● **To do**
Go through the material and write it all out exactly, minus the pictures.

══ Data listing ══

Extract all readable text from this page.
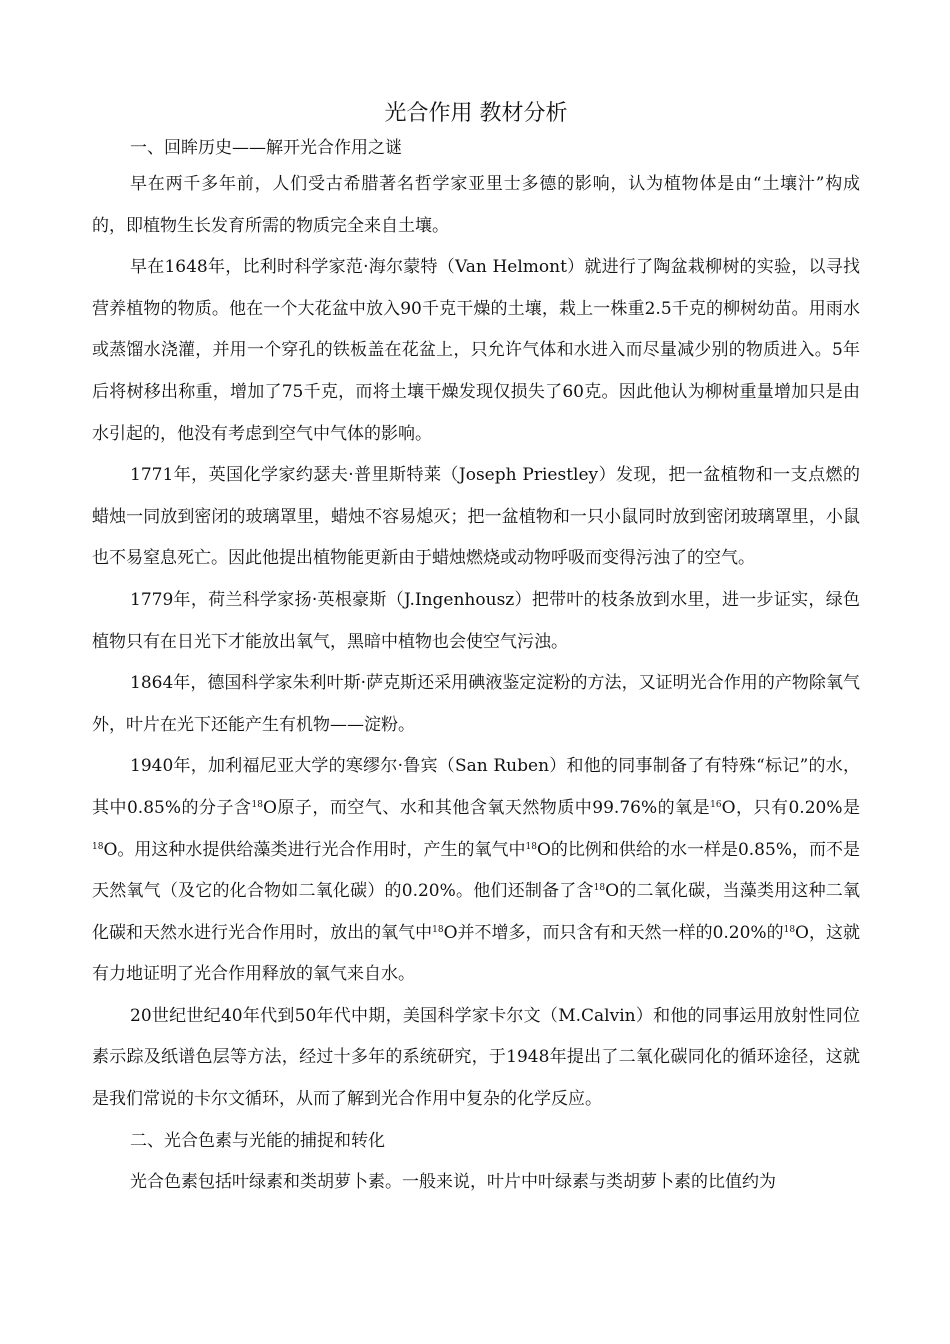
光合作用 教材分析

一、回眸历史——解开光合作用之谜

早在两千多年前，人们受古希腊著名哲学家亚里士多德的影响，认为植物体是由“土壤汁”构成的，即植物生长发育所需的物质完全来自土壤。

早在1648年，比利时科学家范·海尔蒙特（Van Helmont）就进行了陶盆栽柳树的实验，以寻找营养植物的物质。他在一个大花盆中放入90千克干燥的土壤，栽上一株重2.5千克的柳树幼苗。用雨水或蒸馏水浇灌，并用一个穿孔的铁板盖在花盆上，只允许气体和水进入而尽量减少别的物质进入。5年后将树移出称重，增加了75千克，而将土壤干燥发现仅损失了60克。因此他认为柳树重量增加只是由水引起的，他没有考虑到空气中气体的影响。

1771年，英国化学家约瑟夫·普里斯特莱（Joseph Priestley）发现，把一盆植物和一支点燃的蜡烛一同放到密闭的玻璃罩里，蜡烛不容易熄灭；把一盆植物和一只小鼠同时放到密闭玻璃罩里，小鼠也不易窒息死亡。因此他提出植物能更新由于蜡烛燃烧或动物呼吸而变得污浊了的空气。

1779年，荷兰科学家扬·英根豪斯（J.Ingenhousz）把带叶的枝条放到水里，进一步证实，绿色植物只有在日光下才能放出氧气，黑暗中植物也会使空气污浊。

1864年，德国科学家朱利叶斯·萨克斯还采用碘液鉴定淀粉的方法，又证明光合作用的产物除氧气外，叶片在光下还能产生有机物——淀粉。

1940年，加利福尼亚大学的寒缪尔·鲁宾（San Ruben）和他的同事制备了有特殊“标记”的水，其中0.85%的分子含$^{18}$O原子，而空气、水和其他含氧天然物质中99.76%的氧是$^{16}$O，只有0.20%是$^{18}$O。用这种水提供给藻类进行光合作用时，产生的氧气中$^{18}$O的比例和供给的水一样是0.85%，而不是天然氧气（及它的化合物如二氧化碳）的0.20%。他们还制备了含$^{18}$O的二氧化碳，当藻类用这种二氧化碳和天然水进行光合作用时，放出的氧气中$^{18}$O并不增多，而只含有和天然一样的0.20%的$^{18}$O，这就有力地证明了光合作用释放的氧气来自水。

20世纪世纪40年代到50年代中期，美国科学家卡尔文（M.Calvin）和他的同事运用放射性同位素示踪及纸谱色层等方法，经过十多年的系统研究，于1948年提出了二氧化碳同化的循环途径，这就是我们常说的卡尔文循环，从而了解到光合作用中复杂的化学反应。

二、光合色素与光能的捕捉和转化

光合色素包括叶绿素和类胡萝卜素。一般来说，叶片中叶绿素与类胡萝卜素的比值约为
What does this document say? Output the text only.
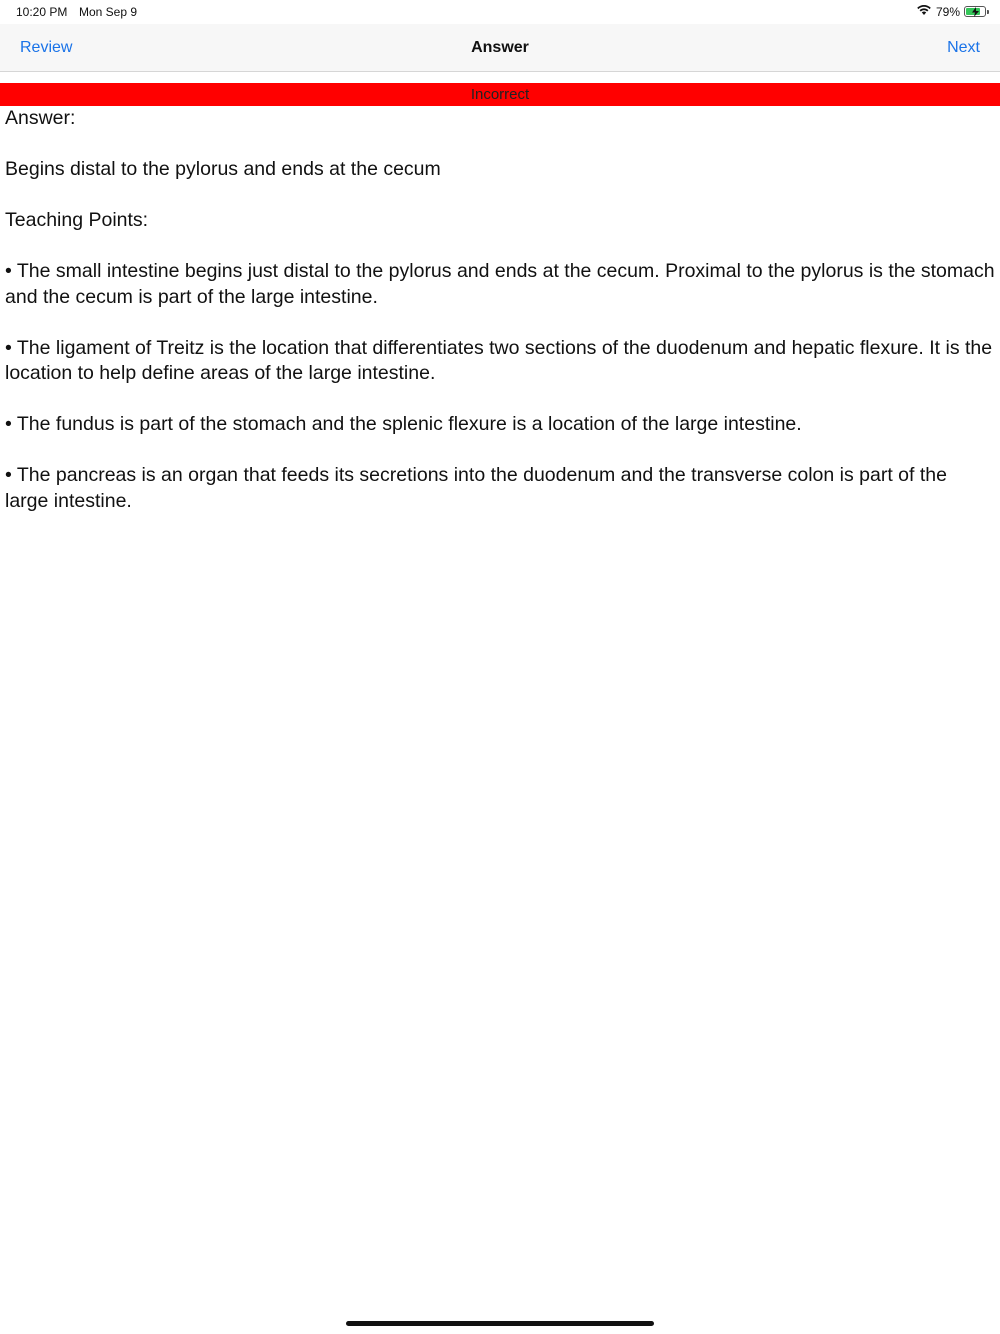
10:20 PM Mon Sep 9	79%
Review	Answer	Next
Incorrect

Answer:

Begins distal to the pylorus and ends at the cecum

Teaching Points:

• The small intestine begins just distal to the pylorus and ends at the cecum. Proximal to the pylorus is the stomach and the cecum is part of the large intestine.

• The ligament of Treitz is the location that differentiates two sections of the duodenum and hepatic flexure. It is the location to help define areas of the large intestine.

• The fundus is part of the stomach and the splenic flexure is a location of the large intestine.

• The pancreas is an organ that feeds its secretions into the duodenum and the transverse colon is part of the large intestine.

═══

● **Answer for the task**
Extract all readable text from this page.
光合作用 教材分析

一、回眸历史——解开光合作用之谜

早在两千多年前，人们受古希腊著名哲学家亚里士多德的影响，认为植物体是由“土壤汁”构成的，即植物生长发育所需的物质完全来自土壤。

早在1648年，比利时科学家范·海尔蒙特（Van Helmont）就进行了陶盆栽柳树的实验，以寻找营养植物的物质。他在一个大花盆中放入90千克干燥的土壤，栽上一株重2.5千克的柳树幼苗。用雨水或蒸馏水浇灌，并用一个穿孔的铁板盖在花盆上，只允许气体和水进入而尽量减少别的物质进入。5年后将树移出称重，增加了75千克，而将土壤干燥发现仅损失了60克。因此他认为柳树重量增加只是由水引起的，他没有考虑到空气中气体的影响。

1771年，英国化学家约瑟夫·普里斯特莱（Joseph Priestley）发现，把一盆植物和一支点燃的蜡烛一同放到密闭的玻璃罩里，蜡烛不容易熄灭；把一盆植物和一只小鼠同时放到密闭玻璃罩里，小鼠也不易窒息死亡。因此他提出植物能更新由于蜡烛燃烧或动物呼吸而变得污浊了的空气。

1779年，荷兰科学家扬·英根豪斯（J.Ingenhousz）把带叶的枝条放到水里，进一步证实，绿色植物只有在日光下才能放出氧气，黑暗中植物也会使空气污浊。

1864年，德国科学家朱利叶斯·萨克斯还采用碘液鉴定淀粉的方法，又证明光合作用的产物除氧气外，叶片在光下还能产生有机物——淀粉。

1940年，加利福尼亚大学的寒缪尔·鲁宾（San Ruben）和他的同事制备了有特殊“标记”的水，其中0.85%的分子含$^{18}$O原子，而空气、水和其他含氧天然物质中99.76%的氧是$^{16}$O，只有0.20%是$^{18}$O。用这种水提供给藻类进行光合作用时，产生的氧气中$^{18}$O的比例和供给的水一样是0.85%，而不是天然氧气（及它的化合物如二氧化碳）的0.20%。他们还制备了含$^{18}$O的二氧化碳，当藻类用这种二氧化碳和天然水进行光合作用时，放出的氧气中$^{18}$O并不增多，而只含有和天然一样的0.20%的$^{18}$O，这就有力地证明了光合作用释放的氧气来自水。

20世纪世纪40年代到50年代中期，美国科学家卡尔文（M.Calvin）和他的同事运用放射性同位素示踪及纸谱色层等方法，经过十多年的系统研究，于1948年提出了二氧化碳同化的循环途径，这就是我们常说的卡尔文循环，从而了解到光合作用中复杂的化学反应。

二、光合色素与光能的捕捉和转化

光合色素包括叶绿素和类胡萝卜素。一般来说，叶片中叶绿素与类胡萝卜素的比值约为
What does this document say? Output the text only.
10:20 PM Mon Sep 9	79%
Review	Answer	Next
Incorrect

Answer:

Begins distal to the pylorus and ends at the cecum

Teaching Points:

• The small intestine begins just distal to the pylorus and ends at the cecum. Proximal to the pylorus is the stomach and the cecum is part of the large intestine.

• The ligament of Treitz is the location that differentiates two sections of the duodenum and hepatic flexure. It is the location to help define areas of the large intestine.

• The fundus is part of the stomach and the splenic flexure is a location of the large intestine.

• The pancreas is an organ that feeds its secretions into the duodenum and the transverse colon is part of the large intestine.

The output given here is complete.